--- start of DATA SUPPLIED ---

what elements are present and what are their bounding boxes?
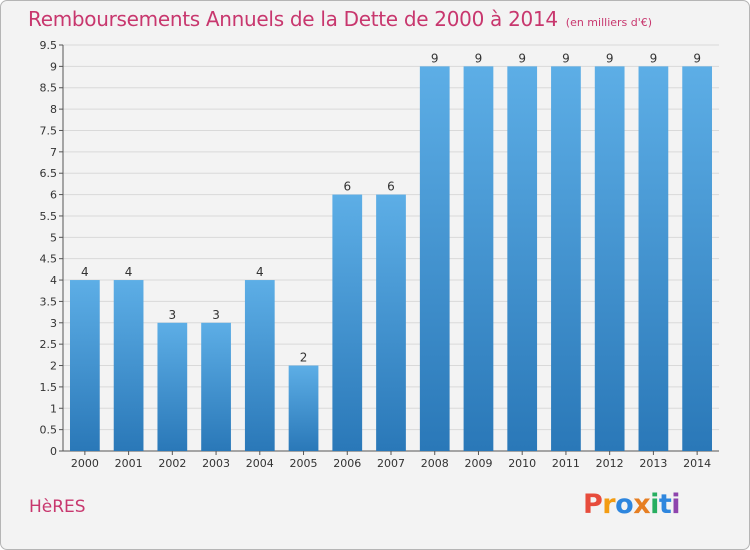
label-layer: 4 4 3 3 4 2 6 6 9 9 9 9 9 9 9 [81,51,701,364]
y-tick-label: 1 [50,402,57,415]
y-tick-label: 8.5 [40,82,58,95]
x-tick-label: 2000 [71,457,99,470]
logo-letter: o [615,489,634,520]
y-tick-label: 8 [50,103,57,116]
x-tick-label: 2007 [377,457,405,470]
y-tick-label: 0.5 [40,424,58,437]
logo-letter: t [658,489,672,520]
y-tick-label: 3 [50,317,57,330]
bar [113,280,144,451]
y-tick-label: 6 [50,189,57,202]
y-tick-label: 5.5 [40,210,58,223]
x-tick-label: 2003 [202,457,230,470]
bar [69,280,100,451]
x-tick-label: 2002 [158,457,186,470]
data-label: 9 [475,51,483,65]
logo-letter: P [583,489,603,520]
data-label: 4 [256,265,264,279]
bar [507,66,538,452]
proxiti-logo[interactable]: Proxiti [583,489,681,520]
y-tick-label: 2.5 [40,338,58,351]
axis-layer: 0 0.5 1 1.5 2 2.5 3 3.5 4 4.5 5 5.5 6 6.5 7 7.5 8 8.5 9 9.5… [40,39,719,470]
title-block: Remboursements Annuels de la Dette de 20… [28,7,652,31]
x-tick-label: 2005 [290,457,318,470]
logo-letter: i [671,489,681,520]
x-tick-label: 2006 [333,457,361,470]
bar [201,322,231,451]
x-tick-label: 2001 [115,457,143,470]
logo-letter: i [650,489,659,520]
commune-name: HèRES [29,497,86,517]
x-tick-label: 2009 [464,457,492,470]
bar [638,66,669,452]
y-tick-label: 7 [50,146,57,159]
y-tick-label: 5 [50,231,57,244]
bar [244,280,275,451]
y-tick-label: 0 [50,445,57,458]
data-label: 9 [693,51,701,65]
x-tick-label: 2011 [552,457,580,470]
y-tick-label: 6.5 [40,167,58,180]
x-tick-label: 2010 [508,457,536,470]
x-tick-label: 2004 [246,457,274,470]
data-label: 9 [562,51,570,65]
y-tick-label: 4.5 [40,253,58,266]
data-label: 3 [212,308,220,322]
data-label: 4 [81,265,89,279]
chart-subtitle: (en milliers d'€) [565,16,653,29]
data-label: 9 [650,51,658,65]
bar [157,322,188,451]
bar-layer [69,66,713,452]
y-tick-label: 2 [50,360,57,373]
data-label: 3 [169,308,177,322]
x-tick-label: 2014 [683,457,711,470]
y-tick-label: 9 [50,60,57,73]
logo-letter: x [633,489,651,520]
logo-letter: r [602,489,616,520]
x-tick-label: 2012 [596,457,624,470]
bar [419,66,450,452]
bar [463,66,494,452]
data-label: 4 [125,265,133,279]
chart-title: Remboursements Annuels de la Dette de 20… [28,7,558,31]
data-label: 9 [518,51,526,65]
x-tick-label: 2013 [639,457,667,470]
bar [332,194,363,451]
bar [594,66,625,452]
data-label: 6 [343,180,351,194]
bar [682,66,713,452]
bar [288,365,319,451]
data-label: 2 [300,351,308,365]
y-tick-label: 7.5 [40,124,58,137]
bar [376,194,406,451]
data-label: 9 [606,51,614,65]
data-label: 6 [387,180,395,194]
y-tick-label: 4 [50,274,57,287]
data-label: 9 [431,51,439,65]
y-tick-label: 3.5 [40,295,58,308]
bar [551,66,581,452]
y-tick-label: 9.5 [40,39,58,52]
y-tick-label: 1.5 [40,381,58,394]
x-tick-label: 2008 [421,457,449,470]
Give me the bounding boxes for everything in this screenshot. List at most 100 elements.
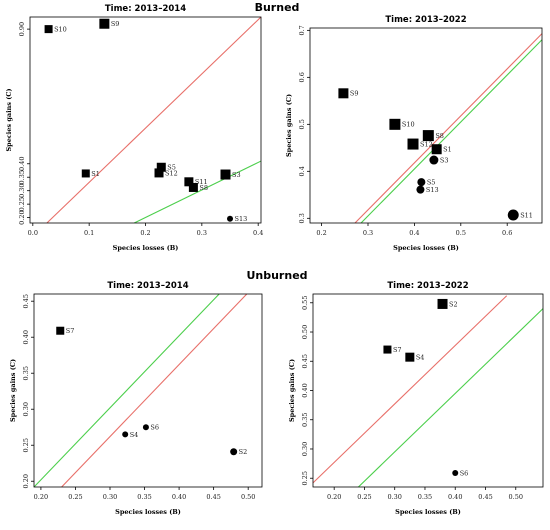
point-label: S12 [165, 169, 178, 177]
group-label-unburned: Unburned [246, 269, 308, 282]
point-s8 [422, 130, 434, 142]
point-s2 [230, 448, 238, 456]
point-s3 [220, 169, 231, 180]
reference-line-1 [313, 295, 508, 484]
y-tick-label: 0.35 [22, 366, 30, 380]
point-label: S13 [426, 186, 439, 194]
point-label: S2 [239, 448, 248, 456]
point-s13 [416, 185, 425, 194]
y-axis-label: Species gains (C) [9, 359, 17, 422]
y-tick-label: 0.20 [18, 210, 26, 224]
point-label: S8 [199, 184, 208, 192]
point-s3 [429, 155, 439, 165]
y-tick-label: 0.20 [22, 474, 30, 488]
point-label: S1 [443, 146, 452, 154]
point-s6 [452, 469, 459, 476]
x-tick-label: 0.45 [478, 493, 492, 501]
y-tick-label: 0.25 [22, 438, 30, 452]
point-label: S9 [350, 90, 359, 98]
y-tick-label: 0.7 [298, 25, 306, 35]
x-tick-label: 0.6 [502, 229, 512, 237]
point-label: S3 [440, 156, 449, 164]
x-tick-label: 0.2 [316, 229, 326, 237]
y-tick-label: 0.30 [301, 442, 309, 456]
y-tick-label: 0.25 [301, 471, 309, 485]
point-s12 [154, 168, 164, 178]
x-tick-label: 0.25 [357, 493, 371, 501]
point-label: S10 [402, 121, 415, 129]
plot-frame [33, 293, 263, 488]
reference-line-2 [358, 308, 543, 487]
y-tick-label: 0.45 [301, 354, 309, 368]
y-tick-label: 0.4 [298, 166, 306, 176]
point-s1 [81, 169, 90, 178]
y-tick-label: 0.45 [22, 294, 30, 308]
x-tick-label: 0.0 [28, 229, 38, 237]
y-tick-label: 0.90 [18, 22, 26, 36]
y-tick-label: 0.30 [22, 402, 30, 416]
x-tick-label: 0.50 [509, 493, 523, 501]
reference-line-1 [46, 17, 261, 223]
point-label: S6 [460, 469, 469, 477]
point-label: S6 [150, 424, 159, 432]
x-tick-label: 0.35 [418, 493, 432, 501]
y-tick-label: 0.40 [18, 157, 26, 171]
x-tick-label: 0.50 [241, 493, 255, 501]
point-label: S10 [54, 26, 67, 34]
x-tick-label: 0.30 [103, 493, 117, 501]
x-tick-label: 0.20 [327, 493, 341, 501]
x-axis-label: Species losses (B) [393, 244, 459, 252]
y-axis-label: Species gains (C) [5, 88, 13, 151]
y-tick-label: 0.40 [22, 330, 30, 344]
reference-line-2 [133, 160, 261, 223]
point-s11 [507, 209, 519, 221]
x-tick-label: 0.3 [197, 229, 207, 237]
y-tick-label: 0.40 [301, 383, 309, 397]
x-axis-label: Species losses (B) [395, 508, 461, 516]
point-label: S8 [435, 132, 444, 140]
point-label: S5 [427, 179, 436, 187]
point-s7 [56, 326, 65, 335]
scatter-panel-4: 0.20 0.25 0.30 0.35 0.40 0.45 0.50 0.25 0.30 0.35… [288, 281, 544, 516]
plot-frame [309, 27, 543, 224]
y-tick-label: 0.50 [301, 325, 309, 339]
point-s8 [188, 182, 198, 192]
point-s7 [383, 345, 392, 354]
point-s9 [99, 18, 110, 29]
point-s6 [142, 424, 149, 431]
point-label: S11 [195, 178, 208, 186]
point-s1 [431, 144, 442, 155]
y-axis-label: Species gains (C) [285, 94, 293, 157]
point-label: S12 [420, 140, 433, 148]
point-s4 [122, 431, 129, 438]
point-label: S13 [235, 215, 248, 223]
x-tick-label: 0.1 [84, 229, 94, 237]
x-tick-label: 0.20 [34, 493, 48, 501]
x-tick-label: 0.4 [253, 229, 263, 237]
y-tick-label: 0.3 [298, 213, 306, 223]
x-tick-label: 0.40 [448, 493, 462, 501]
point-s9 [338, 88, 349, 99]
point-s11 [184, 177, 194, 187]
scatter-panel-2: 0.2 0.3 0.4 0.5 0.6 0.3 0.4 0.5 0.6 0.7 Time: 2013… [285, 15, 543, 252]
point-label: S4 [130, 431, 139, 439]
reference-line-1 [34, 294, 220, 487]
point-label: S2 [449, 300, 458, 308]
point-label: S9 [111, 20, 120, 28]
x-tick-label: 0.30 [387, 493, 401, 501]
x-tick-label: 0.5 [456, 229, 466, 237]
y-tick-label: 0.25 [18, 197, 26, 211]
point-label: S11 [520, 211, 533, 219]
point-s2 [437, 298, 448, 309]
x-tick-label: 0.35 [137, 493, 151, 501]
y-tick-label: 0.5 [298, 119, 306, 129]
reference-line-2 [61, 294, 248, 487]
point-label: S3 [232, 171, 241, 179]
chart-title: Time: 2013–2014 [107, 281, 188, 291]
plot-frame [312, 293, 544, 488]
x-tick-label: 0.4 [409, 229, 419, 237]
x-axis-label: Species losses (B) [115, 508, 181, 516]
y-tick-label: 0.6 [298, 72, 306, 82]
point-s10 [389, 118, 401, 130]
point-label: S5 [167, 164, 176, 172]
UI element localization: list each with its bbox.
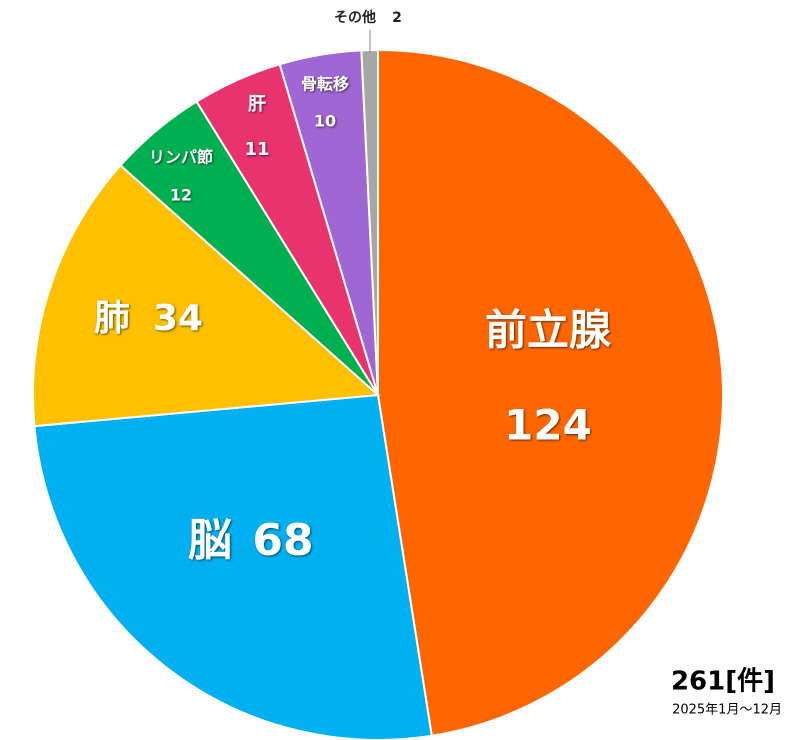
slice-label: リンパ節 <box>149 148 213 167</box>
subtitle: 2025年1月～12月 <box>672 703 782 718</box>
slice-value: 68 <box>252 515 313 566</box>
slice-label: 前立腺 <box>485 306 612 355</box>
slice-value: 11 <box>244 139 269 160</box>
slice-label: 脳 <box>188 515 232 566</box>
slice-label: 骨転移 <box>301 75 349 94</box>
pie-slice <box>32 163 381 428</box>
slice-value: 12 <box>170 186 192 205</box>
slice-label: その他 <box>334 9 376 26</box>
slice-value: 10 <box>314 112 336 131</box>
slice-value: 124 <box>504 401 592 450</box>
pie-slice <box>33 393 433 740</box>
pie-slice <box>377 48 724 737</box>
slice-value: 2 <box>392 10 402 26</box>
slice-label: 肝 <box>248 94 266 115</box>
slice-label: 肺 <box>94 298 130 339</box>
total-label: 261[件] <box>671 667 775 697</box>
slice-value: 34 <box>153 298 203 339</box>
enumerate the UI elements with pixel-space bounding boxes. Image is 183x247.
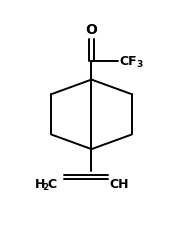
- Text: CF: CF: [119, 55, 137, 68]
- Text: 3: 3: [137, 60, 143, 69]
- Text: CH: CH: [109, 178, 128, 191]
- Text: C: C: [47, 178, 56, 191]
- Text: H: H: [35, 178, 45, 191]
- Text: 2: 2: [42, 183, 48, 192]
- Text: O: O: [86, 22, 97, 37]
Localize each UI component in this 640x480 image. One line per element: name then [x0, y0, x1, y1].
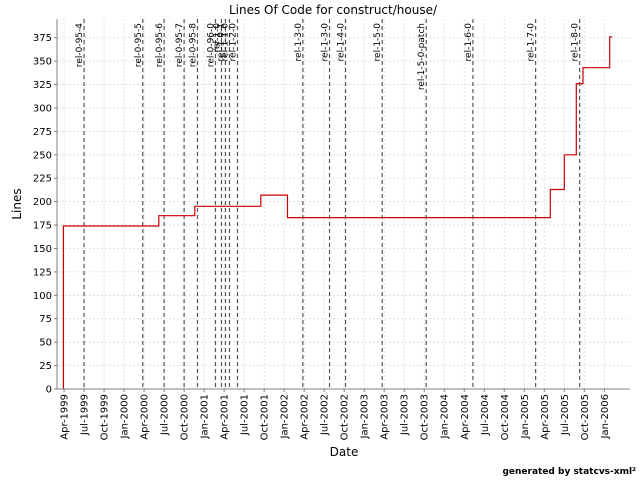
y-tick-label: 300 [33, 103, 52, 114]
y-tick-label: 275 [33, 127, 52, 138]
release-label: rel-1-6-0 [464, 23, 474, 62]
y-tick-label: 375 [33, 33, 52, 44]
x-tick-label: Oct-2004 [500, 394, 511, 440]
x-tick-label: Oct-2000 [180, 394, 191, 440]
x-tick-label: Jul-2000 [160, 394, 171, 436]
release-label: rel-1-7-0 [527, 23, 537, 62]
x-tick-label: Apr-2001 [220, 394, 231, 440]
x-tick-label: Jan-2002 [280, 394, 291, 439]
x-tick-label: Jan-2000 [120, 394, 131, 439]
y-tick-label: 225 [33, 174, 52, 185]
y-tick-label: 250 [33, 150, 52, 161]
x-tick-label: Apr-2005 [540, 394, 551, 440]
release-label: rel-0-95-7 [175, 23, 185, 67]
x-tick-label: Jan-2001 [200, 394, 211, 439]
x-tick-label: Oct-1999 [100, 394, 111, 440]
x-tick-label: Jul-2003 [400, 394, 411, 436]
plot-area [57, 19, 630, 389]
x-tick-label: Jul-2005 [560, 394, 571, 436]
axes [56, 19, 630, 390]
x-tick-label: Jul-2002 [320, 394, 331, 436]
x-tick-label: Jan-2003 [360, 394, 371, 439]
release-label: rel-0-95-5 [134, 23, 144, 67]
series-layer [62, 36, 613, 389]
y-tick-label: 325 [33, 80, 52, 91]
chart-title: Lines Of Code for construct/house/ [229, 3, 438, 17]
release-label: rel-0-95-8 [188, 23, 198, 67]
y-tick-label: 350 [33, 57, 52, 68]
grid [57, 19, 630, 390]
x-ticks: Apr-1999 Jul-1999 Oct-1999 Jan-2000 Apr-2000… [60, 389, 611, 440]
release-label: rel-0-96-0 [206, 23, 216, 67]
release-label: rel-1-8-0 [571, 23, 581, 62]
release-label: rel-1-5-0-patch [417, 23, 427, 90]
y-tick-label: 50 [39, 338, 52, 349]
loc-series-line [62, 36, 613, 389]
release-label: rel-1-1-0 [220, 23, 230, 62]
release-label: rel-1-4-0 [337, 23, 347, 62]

--- end of DATA SUPPLIED ---

- _THE EXERCISE_
Rewrite the lines starting with the line that contains "point-label: S12 [165, 169, 178, 177]" and going on through the line that contains "reference-line-2 [133, 160, 261, 223]", replacing "point-label" with "marker-label" and leaving everything else unchanged.

- _TASK SOLUTION_
marker-label: S12 [165, 169, 178, 177]
group-label-unburned: Unburned [246, 269, 308, 282]
point-s8 [422, 130, 434, 142]
point-s2 [230, 448, 238, 456]
point-s3 [220, 169, 231, 180]
reference-line-1 [313, 295, 508, 484]
y-tick-label: 0.35 [22, 366, 30, 380]
marker-label: S13 [426, 186, 439, 194]
marker-label: S2 [239, 448, 248, 456]
point-s13 [416, 185, 425, 194]
y-axis-label: Species gains (C) [9, 359, 17, 422]
y-tick-label: 0.20 [18, 210, 26, 224]
marker-label: S8 [199, 184, 208, 192]
point-s3 [429, 155, 439, 165]
y-tick-label: 0.20 [22, 474, 30, 488]
marker-label: S1 [443, 146, 452, 154]
point-s6 [452, 469, 459, 476]
x-tick-label: 0.45 [478, 493, 492, 501]
y-tick-label: 0.25 [22, 438, 30, 452]
marker-label: S9 [350, 90, 359, 98]
y-tick-label: 0.7 [298, 25, 306, 35]
x-tick-label: 0.6 [502, 229, 512, 237]
marker-label: S3 [440, 156, 449, 164]
x-tick-label: 0.2 [316, 229, 326, 237]
y-tick-label: 0.30 [301, 442, 309, 456]
y-tick-label: 0.25 [301, 471, 309, 485]
point-s12 [154, 168, 164, 178]
x-tick-label: 0.25 [357, 493, 371, 501]
marker-label: S10 [402, 121, 415, 129]
plot-frame [33, 293, 263, 488]
reference-line-2 [358, 308, 543, 487]
y-tick-label: 0.45 [301, 354, 309, 368]
y-tick-label: 0.4 [298, 166, 306, 176]
point-s1 [81, 169, 90, 178]
y-tick-label: 0.45 [22, 294, 30, 308]
x-tick-label: 0.0 [28, 229, 38, 237]
y-tick-label: 0.90 [18, 22, 26, 36]
y-tick-label: 0.30 [22, 402, 30, 416]
x-tick-label: 0.50 [509, 493, 523, 501]
reference-line-1 [46, 17, 261, 223]
marker-label: S6 [460, 469, 469, 477]
marker-label: S6 [150, 424, 159, 432]
x-tick-label: 0.35 [418, 493, 432, 501]
y-tick-label: 0.40 [18, 157, 26, 171]
x-tick-label: 0.50 [241, 493, 255, 501]
marker-label: S10 [54, 26, 67, 34]
x-tick-label: 0.30 [103, 493, 117, 501]
x-tick-label: 0.20 [327, 493, 341, 501]
x-axis-label: Species losses (B) [393, 244, 459, 252]
y-axis-label: Species gains (C) [5, 88, 13, 151]
y-tick-label: 0.40 [22, 330, 30, 344]
reference-line-2 [133, 160, 261, 223]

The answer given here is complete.